__WHAT IS NEEDED__.
Count lines, not occurrences: report how many lines in the records hold the string "France", and nothing else.

Dataset items:
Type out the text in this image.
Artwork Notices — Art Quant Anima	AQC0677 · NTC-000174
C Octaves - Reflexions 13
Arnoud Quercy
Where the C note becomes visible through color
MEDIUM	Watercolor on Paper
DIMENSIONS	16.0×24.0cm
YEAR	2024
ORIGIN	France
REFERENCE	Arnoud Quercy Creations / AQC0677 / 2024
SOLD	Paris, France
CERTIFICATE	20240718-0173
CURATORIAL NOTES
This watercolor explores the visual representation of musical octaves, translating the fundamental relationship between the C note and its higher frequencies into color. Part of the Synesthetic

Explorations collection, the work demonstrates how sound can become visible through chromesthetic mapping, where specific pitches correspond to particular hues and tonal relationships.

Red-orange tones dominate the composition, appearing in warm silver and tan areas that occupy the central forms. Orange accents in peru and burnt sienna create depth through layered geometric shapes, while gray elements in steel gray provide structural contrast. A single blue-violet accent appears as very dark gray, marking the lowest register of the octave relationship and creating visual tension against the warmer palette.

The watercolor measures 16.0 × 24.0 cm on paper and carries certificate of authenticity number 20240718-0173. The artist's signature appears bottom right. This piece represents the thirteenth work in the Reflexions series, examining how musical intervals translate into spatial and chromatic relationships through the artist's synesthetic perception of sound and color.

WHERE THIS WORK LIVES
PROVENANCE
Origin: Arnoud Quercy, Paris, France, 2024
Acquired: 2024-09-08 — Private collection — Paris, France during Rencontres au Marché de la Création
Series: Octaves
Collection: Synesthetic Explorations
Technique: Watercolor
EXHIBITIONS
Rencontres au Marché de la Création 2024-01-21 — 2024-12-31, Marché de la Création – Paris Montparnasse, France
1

__WRITTEN REPLY__.
5